[start Records for the exercise]

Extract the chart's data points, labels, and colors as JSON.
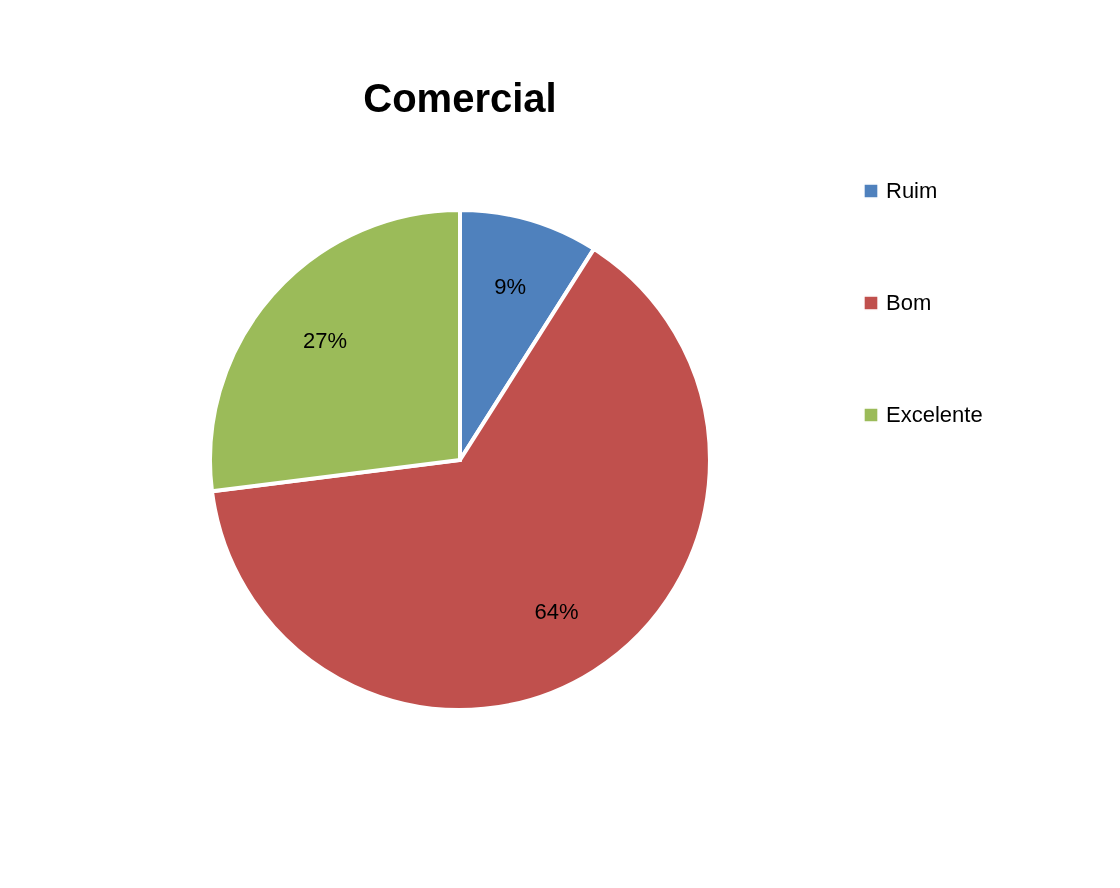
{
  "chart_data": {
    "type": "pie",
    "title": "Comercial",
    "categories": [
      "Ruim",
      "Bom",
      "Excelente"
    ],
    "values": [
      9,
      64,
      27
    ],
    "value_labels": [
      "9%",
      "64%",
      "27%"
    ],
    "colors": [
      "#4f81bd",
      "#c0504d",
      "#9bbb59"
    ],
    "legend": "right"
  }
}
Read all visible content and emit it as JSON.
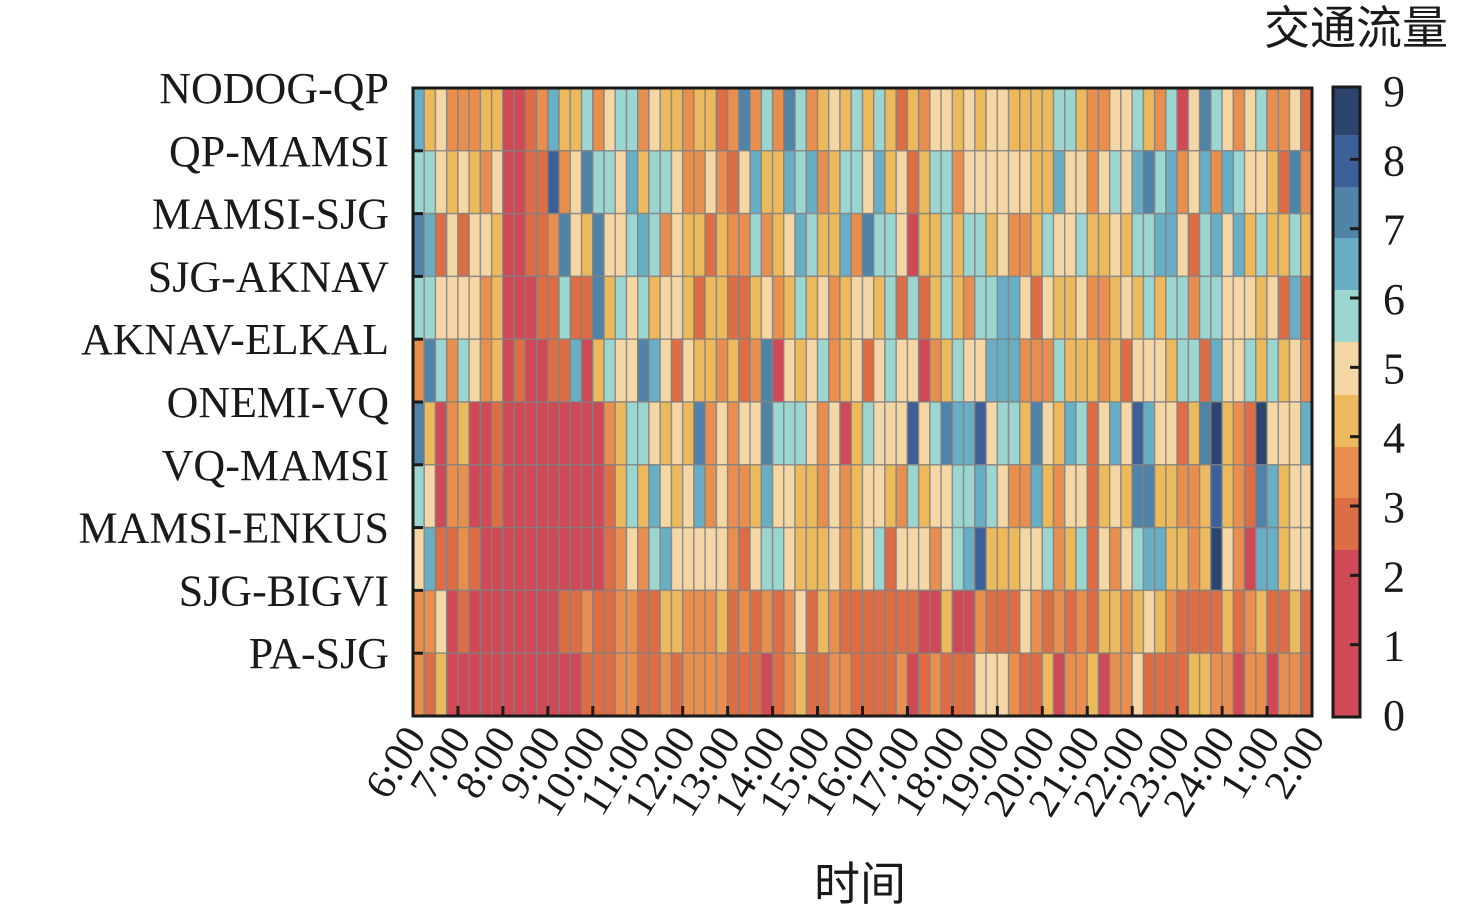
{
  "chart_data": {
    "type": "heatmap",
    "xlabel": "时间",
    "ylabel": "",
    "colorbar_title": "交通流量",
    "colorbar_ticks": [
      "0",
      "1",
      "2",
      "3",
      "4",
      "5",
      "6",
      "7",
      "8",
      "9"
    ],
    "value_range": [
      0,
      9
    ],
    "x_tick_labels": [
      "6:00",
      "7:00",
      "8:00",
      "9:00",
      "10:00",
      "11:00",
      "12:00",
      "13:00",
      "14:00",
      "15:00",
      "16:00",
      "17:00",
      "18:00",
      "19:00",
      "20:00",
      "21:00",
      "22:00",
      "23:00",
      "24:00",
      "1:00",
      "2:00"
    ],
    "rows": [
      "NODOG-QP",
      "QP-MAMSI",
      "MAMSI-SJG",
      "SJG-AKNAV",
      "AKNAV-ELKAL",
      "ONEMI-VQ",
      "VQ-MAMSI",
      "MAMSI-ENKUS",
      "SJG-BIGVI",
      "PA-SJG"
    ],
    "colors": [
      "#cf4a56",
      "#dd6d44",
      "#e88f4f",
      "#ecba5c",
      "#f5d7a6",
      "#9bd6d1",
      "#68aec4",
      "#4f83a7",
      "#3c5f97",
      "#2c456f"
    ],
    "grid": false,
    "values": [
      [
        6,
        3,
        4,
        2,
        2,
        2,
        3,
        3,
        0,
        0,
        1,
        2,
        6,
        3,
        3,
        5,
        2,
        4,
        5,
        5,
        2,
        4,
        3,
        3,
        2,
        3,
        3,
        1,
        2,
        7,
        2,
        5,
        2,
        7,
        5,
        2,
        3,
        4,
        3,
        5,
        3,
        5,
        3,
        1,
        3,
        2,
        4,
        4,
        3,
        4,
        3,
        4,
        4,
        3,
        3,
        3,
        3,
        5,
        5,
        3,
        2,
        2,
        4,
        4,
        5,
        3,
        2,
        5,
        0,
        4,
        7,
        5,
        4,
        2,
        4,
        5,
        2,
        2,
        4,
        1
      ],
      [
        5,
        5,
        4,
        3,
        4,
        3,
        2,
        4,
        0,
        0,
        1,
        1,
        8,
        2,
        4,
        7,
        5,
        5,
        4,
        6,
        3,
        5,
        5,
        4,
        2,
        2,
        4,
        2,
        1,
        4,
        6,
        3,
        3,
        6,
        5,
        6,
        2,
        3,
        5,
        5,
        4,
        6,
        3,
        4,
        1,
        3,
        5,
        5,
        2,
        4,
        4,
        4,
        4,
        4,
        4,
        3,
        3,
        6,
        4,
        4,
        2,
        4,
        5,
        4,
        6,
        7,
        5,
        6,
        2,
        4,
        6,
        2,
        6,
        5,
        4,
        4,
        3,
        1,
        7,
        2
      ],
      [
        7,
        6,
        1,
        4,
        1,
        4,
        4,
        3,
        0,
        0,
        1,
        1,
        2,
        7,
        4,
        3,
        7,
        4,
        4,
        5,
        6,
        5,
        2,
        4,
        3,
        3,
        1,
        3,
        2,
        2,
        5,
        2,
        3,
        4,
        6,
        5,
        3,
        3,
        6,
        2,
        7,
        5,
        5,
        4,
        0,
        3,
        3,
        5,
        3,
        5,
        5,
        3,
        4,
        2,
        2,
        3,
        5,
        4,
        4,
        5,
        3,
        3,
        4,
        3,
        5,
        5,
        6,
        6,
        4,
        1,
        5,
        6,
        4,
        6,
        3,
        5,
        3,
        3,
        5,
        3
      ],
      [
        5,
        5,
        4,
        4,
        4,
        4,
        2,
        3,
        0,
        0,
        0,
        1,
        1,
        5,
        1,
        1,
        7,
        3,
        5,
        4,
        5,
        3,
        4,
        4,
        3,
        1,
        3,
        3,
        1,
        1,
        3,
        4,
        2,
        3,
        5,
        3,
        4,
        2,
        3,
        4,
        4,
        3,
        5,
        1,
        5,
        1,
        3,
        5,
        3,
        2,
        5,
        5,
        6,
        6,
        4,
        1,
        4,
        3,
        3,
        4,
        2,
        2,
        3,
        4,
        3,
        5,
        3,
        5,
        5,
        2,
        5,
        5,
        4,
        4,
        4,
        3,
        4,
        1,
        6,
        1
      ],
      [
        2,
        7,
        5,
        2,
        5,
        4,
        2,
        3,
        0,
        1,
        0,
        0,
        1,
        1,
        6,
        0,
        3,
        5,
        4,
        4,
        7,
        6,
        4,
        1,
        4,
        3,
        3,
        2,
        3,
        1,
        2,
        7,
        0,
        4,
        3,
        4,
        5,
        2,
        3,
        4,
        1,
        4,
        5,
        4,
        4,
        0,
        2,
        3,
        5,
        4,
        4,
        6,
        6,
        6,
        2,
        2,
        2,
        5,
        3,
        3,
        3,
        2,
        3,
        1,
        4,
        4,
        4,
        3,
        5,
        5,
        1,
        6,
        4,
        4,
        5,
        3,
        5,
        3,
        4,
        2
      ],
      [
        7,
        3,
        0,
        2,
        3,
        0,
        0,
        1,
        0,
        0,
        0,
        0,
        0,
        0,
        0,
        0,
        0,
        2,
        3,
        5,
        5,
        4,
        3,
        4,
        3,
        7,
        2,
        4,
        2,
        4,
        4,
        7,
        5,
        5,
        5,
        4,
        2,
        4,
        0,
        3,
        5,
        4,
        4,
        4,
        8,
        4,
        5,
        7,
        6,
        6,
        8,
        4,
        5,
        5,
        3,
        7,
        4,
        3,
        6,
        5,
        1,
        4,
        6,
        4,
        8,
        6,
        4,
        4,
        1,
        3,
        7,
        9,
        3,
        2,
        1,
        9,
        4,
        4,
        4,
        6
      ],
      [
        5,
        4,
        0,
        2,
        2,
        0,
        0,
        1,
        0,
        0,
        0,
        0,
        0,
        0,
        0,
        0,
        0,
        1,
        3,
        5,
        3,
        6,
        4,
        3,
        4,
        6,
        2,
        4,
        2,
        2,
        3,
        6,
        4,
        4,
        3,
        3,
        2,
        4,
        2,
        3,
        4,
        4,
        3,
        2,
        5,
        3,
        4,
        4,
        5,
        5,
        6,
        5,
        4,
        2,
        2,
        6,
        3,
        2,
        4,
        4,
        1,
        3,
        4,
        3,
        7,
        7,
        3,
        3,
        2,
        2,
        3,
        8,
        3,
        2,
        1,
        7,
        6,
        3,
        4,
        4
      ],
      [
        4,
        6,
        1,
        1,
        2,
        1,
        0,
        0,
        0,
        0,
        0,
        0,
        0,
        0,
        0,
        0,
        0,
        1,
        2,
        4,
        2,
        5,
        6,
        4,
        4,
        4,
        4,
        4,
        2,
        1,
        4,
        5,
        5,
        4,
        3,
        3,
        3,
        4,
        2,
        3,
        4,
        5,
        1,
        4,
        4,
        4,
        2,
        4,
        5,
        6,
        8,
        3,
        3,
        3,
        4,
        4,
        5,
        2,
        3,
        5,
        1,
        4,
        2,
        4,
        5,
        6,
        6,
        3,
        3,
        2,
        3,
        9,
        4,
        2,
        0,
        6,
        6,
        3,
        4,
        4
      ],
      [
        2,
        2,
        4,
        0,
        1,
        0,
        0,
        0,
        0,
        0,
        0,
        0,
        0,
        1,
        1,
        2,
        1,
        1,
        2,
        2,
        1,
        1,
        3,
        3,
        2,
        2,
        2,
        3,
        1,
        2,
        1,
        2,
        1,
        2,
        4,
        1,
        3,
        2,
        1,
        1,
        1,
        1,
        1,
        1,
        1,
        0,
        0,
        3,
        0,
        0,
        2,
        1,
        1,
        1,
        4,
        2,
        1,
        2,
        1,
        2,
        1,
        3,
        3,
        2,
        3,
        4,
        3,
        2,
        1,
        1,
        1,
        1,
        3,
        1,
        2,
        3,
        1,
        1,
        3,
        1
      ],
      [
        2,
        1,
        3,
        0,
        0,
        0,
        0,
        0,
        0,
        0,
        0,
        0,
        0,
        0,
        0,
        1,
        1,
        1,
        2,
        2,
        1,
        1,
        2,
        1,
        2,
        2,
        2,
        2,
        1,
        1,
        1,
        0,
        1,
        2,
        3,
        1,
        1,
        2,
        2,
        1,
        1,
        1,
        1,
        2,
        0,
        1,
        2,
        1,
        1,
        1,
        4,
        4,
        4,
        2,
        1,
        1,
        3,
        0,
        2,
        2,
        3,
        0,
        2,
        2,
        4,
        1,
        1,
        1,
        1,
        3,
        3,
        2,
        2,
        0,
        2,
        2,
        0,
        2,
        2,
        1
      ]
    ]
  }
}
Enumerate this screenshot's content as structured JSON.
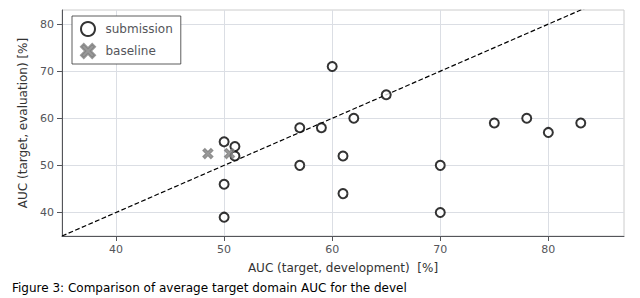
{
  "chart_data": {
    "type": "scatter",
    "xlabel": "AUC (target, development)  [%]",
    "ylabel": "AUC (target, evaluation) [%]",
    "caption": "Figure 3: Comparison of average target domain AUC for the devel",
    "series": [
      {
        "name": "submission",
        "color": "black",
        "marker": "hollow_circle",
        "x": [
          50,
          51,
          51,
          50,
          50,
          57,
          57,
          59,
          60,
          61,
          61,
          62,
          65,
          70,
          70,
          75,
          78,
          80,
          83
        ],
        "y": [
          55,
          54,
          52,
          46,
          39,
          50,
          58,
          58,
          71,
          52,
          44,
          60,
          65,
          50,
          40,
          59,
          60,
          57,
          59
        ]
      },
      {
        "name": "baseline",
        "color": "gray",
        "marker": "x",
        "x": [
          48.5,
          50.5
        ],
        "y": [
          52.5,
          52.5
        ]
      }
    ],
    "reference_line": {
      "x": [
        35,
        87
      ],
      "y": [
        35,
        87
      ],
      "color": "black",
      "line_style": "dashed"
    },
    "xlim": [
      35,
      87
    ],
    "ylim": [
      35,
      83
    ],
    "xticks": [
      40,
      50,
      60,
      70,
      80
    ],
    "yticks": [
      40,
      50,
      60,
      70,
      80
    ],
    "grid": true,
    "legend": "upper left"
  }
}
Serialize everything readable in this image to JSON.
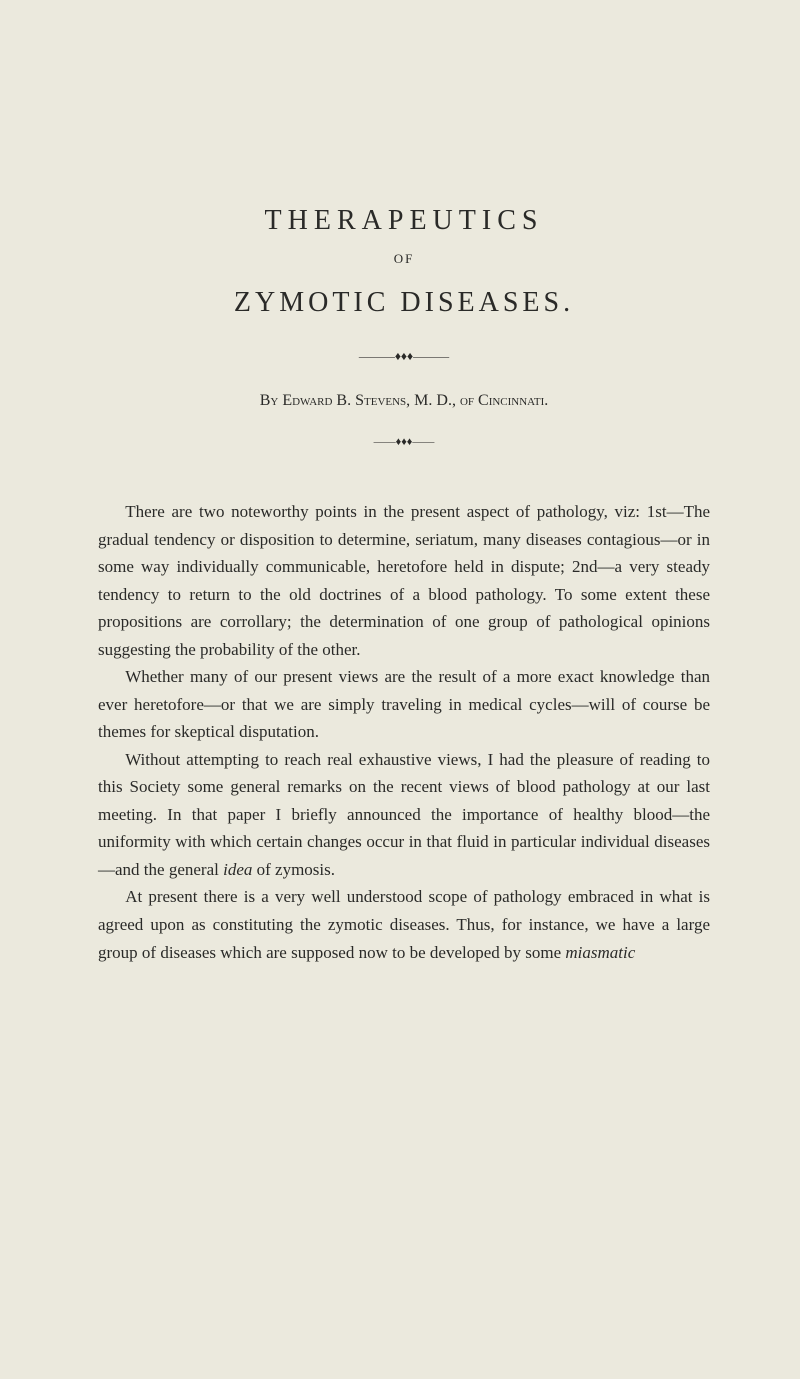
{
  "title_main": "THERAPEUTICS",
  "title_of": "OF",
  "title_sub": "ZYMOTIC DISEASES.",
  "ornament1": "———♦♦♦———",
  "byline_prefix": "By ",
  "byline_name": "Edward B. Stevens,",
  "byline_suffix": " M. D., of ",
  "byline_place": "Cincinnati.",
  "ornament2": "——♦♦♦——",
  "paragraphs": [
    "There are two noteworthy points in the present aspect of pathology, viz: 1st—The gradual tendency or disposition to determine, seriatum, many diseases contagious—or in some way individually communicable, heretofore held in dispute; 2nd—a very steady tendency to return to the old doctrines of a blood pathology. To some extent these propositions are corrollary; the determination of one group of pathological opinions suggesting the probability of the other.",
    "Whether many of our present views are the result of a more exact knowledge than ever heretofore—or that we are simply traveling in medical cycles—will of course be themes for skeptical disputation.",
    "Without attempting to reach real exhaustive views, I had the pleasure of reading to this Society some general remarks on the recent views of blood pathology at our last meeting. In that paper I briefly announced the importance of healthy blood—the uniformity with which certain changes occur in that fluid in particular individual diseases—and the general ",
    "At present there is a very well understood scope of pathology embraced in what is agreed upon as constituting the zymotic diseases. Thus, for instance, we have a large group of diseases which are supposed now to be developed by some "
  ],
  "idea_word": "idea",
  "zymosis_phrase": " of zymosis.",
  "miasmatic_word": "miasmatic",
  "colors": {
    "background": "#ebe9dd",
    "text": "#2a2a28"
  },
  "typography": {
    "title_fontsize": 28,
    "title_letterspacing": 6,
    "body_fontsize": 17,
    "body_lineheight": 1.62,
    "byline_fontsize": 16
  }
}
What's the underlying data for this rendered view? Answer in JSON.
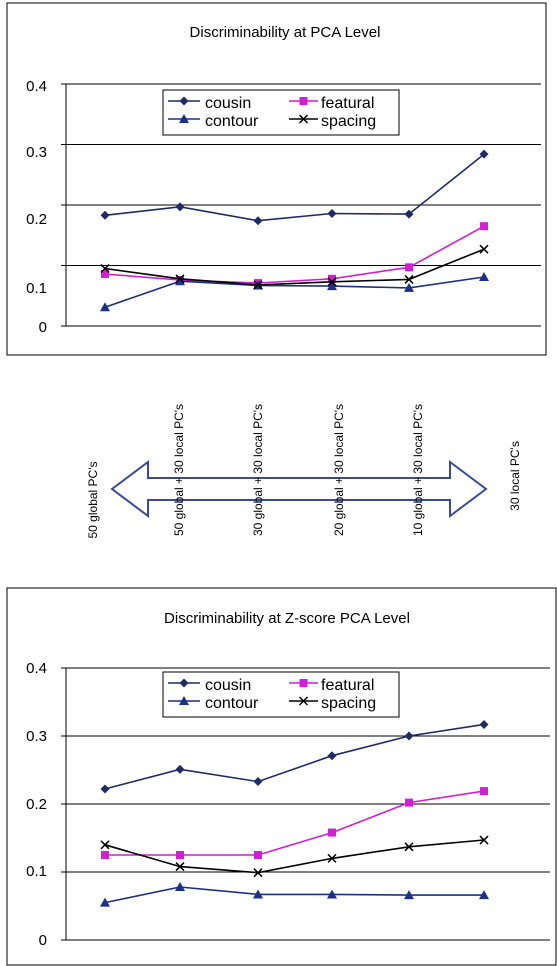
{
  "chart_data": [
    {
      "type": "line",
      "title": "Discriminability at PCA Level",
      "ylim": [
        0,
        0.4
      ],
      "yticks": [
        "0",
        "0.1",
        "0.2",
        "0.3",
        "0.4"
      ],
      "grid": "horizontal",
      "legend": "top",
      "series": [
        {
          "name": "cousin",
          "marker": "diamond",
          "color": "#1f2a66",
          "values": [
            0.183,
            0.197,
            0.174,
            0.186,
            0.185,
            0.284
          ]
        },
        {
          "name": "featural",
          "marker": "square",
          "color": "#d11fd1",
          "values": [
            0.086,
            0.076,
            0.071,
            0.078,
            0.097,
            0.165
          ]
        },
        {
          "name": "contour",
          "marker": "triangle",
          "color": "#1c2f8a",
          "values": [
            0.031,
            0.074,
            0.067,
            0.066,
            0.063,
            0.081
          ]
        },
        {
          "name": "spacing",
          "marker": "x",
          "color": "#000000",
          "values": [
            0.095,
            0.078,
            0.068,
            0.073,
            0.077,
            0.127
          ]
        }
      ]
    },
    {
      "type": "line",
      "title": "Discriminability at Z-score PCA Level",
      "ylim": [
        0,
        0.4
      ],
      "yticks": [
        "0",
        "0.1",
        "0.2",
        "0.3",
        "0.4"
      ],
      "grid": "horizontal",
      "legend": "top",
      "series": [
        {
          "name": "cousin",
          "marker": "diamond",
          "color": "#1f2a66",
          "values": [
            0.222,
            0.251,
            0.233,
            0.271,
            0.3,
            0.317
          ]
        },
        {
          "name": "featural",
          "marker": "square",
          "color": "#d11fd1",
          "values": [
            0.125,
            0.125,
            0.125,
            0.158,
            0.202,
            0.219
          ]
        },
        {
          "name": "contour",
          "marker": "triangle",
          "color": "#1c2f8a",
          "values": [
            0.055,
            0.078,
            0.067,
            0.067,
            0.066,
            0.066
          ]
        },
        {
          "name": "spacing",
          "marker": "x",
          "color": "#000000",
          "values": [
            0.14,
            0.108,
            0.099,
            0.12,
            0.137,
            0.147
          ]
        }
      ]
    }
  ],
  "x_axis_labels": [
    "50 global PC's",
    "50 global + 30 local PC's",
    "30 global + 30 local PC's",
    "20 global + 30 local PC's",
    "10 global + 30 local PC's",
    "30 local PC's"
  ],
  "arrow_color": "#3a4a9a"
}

[end Records for the exercise]

→ Exercise task
Copy every line that contains the string "JSON".

→ The output
Extract the chart's data points, labels, and colors as JSON.
Read all visible content and emit it as JSON.
Enumerate this screenshot's content as structured JSON.
Serialize everything readable in this image to JSON.
What's the underlying data for this rendered view? Answer in JSON.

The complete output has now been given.